Input for this task →
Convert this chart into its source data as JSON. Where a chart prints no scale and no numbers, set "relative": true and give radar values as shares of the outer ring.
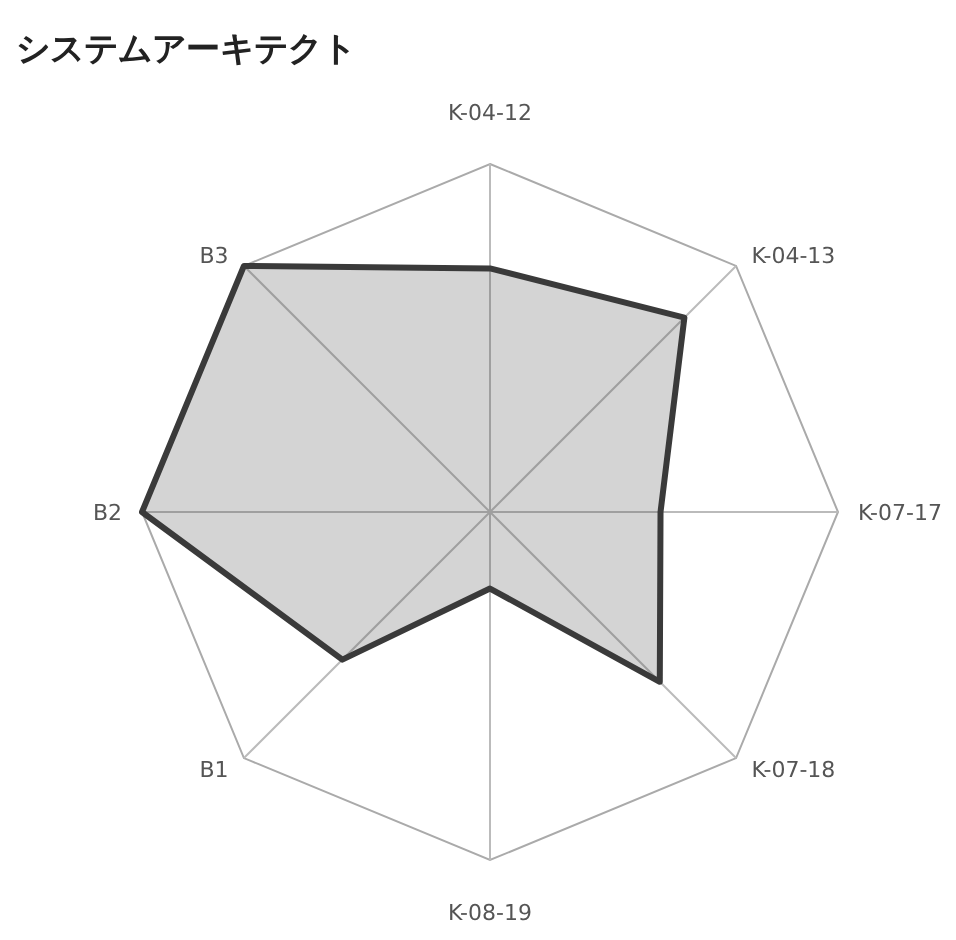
{
  "chart_data": {
    "type": "radar",
    "title": "システムアーキテクト",
    "categories": [
      "K-04-12",
      "K-04-13",
      "K-07-17",
      "K-07-18",
      "K-08-19",
      "B1",
      "B2",
      "B3"
    ],
    "relative": true,
    "grid": true,
    "series": [
      {
        "color": "#3a3a3a",
        "values": [
          0.7,
          0.79,
          0.49,
          0.69,
          0.22,
          0.6,
          1.0,
          1.0
        ]
      }
    ]
  }
}
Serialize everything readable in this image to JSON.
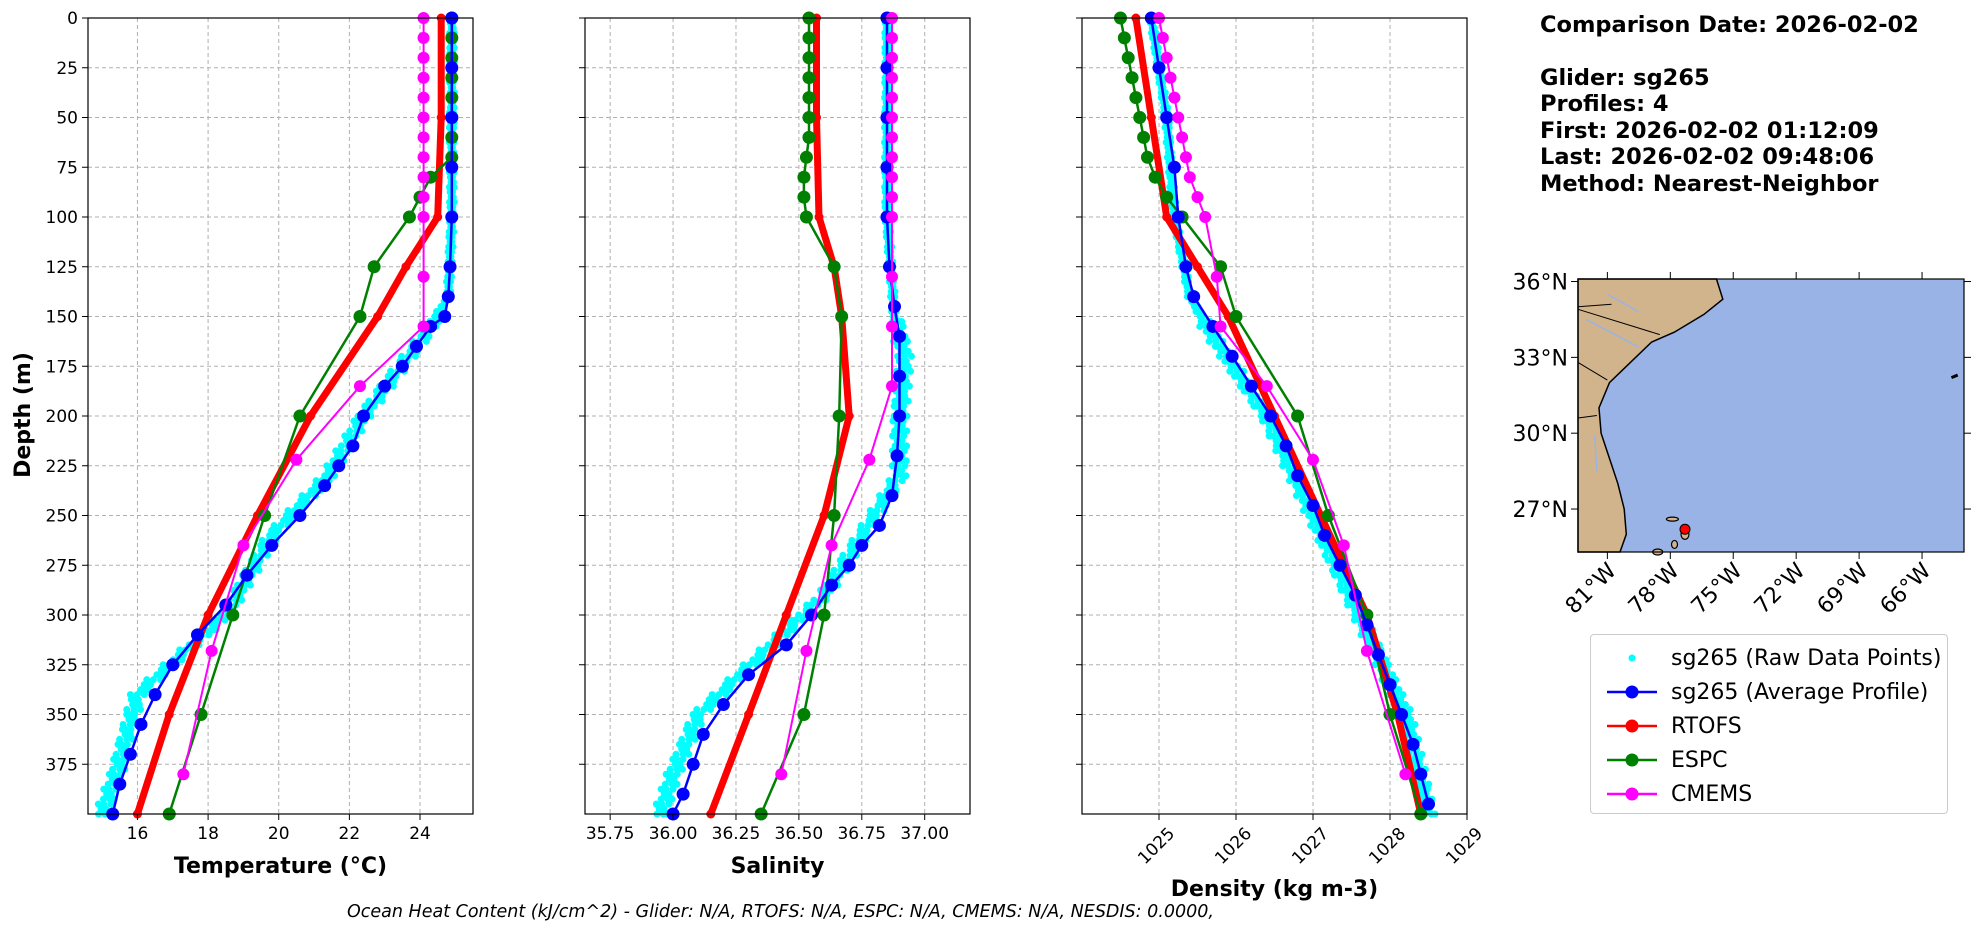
{
  "info": {
    "comparison_date": "Comparison Date: 2026-02-02",
    "glider": "Glider: sg265",
    "profiles": "Profiles: 4",
    "first": "First: 2026-02-02 01:12:09",
    "last": "Last: 2026-02-02 09:48:06",
    "method": "Method: Nearest-Neighbor"
  },
  "footer": "Ocean Heat Content (kJ/cm^2) - Glider: N/A,  RTOFS: N/A,  ESPC: N/A,  CMEMS: N/A,  NESDIS: 0.0000,",
  "legend": [
    {
      "label": "sg265 (Raw Data Points)",
      "color": "#00ffff",
      "style": "dots"
    },
    {
      "label": "sg265 (Average Profile)",
      "color": "#0000ff",
      "style": "line-marker"
    },
    {
      "label": "RTOFS",
      "color": "#ff0000",
      "style": "line-marker"
    },
    {
      "label": "ESPC",
      "color": "#008000",
      "style": "line-marker"
    },
    {
      "label": "CMEMS",
      "color": "#ff00ff",
      "style": "line-marker"
    }
  ],
  "colors": {
    "raw": "#00ffff",
    "glider": "#0000ff",
    "rtofs": "#ff0000",
    "espc": "#008000",
    "cmems": "#ff00ff",
    "land": "#d2b48c",
    "ocean": "#99b3e6",
    "marker": "#ff0000"
  },
  "chart_data": [
    {
      "type": "line",
      "xlabel": "Temperature (°C)",
      "ylabel": "Depth (m)",
      "xlim": [
        14.6,
        25.5
      ],
      "ylim": [
        400,
        0
      ],
      "xticks": [
        "16",
        "18",
        "20",
        "22",
        "24"
      ],
      "yticks": [
        "0",
        "25",
        "50",
        "75",
        "100",
        "125",
        "150",
        "175",
        "200",
        "225",
        "250",
        "275",
        "300",
        "325",
        "350",
        "375"
      ],
      "grid": true,
      "raw_points": {
        "depth": [
          0,
          50,
          100,
          140,
          160,
          200,
          230,
          260,
          300,
          340,
          380,
          400
        ],
        "x": [
          24.9,
          24.9,
          24.9,
          24.8,
          24.1,
          22.4,
          21.4,
          19.8,
          18.5,
          16.0,
          15.4,
          15.0
        ]
      },
      "series": [
        {
          "name": "sg265 (Average Profile)",
          "depth": [
            0,
            25,
            50,
            75,
            100,
            125,
            140,
            150,
            155,
            165,
            175,
            185,
            200,
            215,
            225,
            235,
            250,
            265,
            280,
            295,
            310,
            325,
            340,
            355,
            370,
            385,
            400
          ],
          "values": [
            24.9,
            24.9,
            24.9,
            24.9,
            24.9,
            24.85,
            24.8,
            24.7,
            24.3,
            23.9,
            23.5,
            23.0,
            22.4,
            22.1,
            21.7,
            21.3,
            20.6,
            19.8,
            19.1,
            18.5,
            17.7,
            17.0,
            16.5,
            16.1,
            15.8,
            15.5,
            15.3
          ]
        },
        {
          "name": "RTOFS",
          "depth": [
            0,
            50,
            100,
            125,
            150,
            200,
            250,
            300,
            350,
            400
          ],
          "values": [
            24.6,
            24.6,
            24.5,
            23.6,
            22.8,
            20.9,
            19.4,
            18.0,
            16.9,
            16.0
          ]
        },
        {
          "name": "ESPC",
          "depth": [
            0,
            10,
            20,
            30,
            40,
            50,
            60,
            70,
            80,
            90,
            100,
            125,
            150,
            200,
            250,
            300,
            350,
            400
          ],
          "values": [
            24.9,
            24.9,
            24.9,
            24.9,
            24.9,
            24.9,
            24.9,
            24.9,
            24.3,
            24.0,
            23.7,
            22.7,
            22.3,
            20.6,
            19.6,
            18.7,
            17.8,
            16.9
          ]
        },
        {
          "name": "CMEMS",
          "depth": [
            0,
            10,
            20,
            30,
            40,
            50,
            60,
            70,
            80,
            90,
            100,
            130,
            155,
            185,
            222,
            265,
            318,
            380
          ],
          "values": [
            24.1,
            24.1,
            24.1,
            24.1,
            24.1,
            24.1,
            24.1,
            24.1,
            24.1,
            24.1,
            24.1,
            24.1,
            24.1,
            22.3,
            20.5,
            19.0,
            18.1,
            17.3
          ]
        }
      ]
    },
    {
      "type": "line",
      "xlabel": "Salinity",
      "ylabel": "",
      "xlim": [
        35.65,
        37.18
      ],
      "ylim": [
        400,
        0
      ],
      "xticks": [
        "35.75",
        "36.00",
        "36.25",
        "36.50",
        "36.75",
        "37.00"
      ],
      "yticks": [],
      "grid": true,
      "raw_points": {
        "depth": [
          0,
          100,
          150,
          170,
          200,
          230,
          260,
          290,
          320,
          350,
          380,
          400
        ],
        "x": [
          36.85,
          36.85,
          36.88,
          36.92,
          36.9,
          36.9,
          36.75,
          36.6,
          36.35,
          36.1,
          36.0,
          35.95
        ]
      },
      "series": [
        {
          "name": "sg265 (Average Profile)",
          "depth": [
            0,
            25,
            50,
            75,
            100,
            125,
            145,
            160,
            180,
            200,
            220,
            240,
            255,
            265,
            275,
            285,
            300,
            315,
            330,
            345,
            360,
            375,
            390,
            400
          ],
          "values": [
            36.85,
            36.85,
            36.85,
            36.85,
            36.85,
            36.86,
            36.88,
            36.9,
            36.9,
            36.9,
            36.89,
            36.87,
            36.82,
            36.75,
            36.7,
            36.63,
            36.55,
            36.45,
            36.3,
            36.2,
            36.12,
            36.08,
            36.04,
            36.0
          ]
        },
        {
          "name": "RTOFS",
          "depth": [
            0,
            50,
            100,
            125,
            150,
            200,
            250,
            300,
            350,
            400
          ],
          "values": [
            36.57,
            36.57,
            36.58,
            36.64,
            36.67,
            36.7,
            36.6,
            36.45,
            36.3,
            36.15
          ]
        },
        {
          "name": "ESPC",
          "depth": [
            0,
            10,
            20,
            30,
            40,
            50,
            60,
            70,
            80,
            90,
            100,
            125,
            150,
            200,
            250,
            300,
            350,
            400
          ],
          "values": [
            36.54,
            36.54,
            36.54,
            36.54,
            36.54,
            36.54,
            36.54,
            36.53,
            36.52,
            36.52,
            36.53,
            36.64,
            36.67,
            36.66,
            36.64,
            36.6,
            36.52,
            36.35
          ]
        },
        {
          "name": "CMEMS",
          "depth": [
            0,
            10,
            20,
            30,
            40,
            50,
            60,
            70,
            80,
            90,
            100,
            130,
            155,
            185,
            222,
            265,
            318,
            380
          ],
          "values": [
            36.87,
            36.87,
            36.87,
            36.87,
            36.87,
            36.87,
            36.87,
            36.87,
            36.87,
            36.87,
            36.87,
            36.87,
            36.87,
            36.87,
            36.78,
            36.63,
            36.53,
            36.43
          ]
        }
      ]
    },
    {
      "type": "line",
      "xlabel": "Density (kg m-3)",
      "ylabel": "",
      "xlim": [
        1024.0,
        1029.0
      ],
      "ylim": [
        400,
        0
      ],
      "xticks": [
        "1025",
        "1026",
        "1027",
        "1028",
        "1029"
      ],
      "yticks": [],
      "grid": true,
      "raw_points": {
        "depth": [
          0,
          50,
          100,
          140,
          160,
          200,
          250,
          300,
          350,
          400
        ],
        "x": [
          1024.9,
          1025.1,
          1025.2,
          1025.4,
          1025.7,
          1026.4,
          1027.0,
          1027.6,
          1028.2,
          1028.5
        ]
      },
      "series": [
        {
          "name": "sg265 (Average Profile)",
          "depth": [
            0,
            25,
            50,
            75,
            100,
            125,
            140,
            155,
            170,
            185,
            200,
            215,
            230,
            245,
            260,
            275,
            290,
            305,
            320,
            335,
            350,
            365,
            380,
            395
          ],
          "values": [
            1024.9,
            1025.0,
            1025.1,
            1025.2,
            1025.25,
            1025.35,
            1025.45,
            1025.7,
            1025.95,
            1026.2,
            1026.45,
            1026.65,
            1026.8,
            1027.0,
            1027.15,
            1027.35,
            1027.55,
            1027.7,
            1027.85,
            1028.0,
            1028.15,
            1028.3,
            1028.4,
            1028.5
          ]
        },
        {
          "name": "RTOFS",
          "depth": [
            0,
            50,
            100,
            125,
            150,
            200,
            250,
            300,
            350,
            400
          ],
          "values": [
            1024.7,
            1024.9,
            1025.1,
            1025.5,
            1025.9,
            1026.5,
            1027.1,
            1027.7,
            1028.1,
            1028.4
          ]
        },
        {
          "name": "ESPC",
          "depth": [
            0,
            10,
            20,
            30,
            40,
            50,
            60,
            70,
            80,
            90,
            100,
            125,
            150,
            200,
            250,
            300,
            350,
            400
          ],
          "values": [
            1024.5,
            1024.55,
            1024.6,
            1024.65,
            1024.7,
            1024.75,
            1024.8,
            1024.85,
            1024.95,
            1025.1,
            1025.3,
            1025.8,
            1026.0,
            1026.8,
            1027.2,
            1027.7,
            1028.0,
            1028.4
          ]
        },
        {
          "name": "CMEMS",
          "depth": [
            0,
            10,
            20,
            30,
            40,
            50,
            60,
            70,
            80,
            90,
            100,
            130,
            155,
            185,
            222,
            265,
            318,
            380
          ],
          "values": [
            1025.0,
            1025.05,
            1025.1,
            1025.15,
            1025.2,
            1025.25,
            1025.3,
            1025.35,
            1025.4,
            1025.5,
            1025.6,
            1025.75,
            1025.8,
            1026.4,
            1027.0,
            1027.4,
            1027.7,
            1028.2
          ]
        }
      ]
    }
  ],
  "map": {
    "lat_ticks": [
      "36°N",
      "33°N",
      "30°N",
      "27°N"
    ],
    "lon_ticks": [
      "81°W",
      "78°W",
      "75°W",
      "72°W",
      "69°W",
      "66°W"
    ],
    "marker": {
      "lat": 26.2,
      "lon": -77.3
    }
  }
}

Written exercise → Your task is to collect every line above that contains the word "xlabel".

Solution →
      "xlabel": "Temperature (°C)",
      "xlabel": "Salinity",
      "xlabel": "Density (kg m-3)",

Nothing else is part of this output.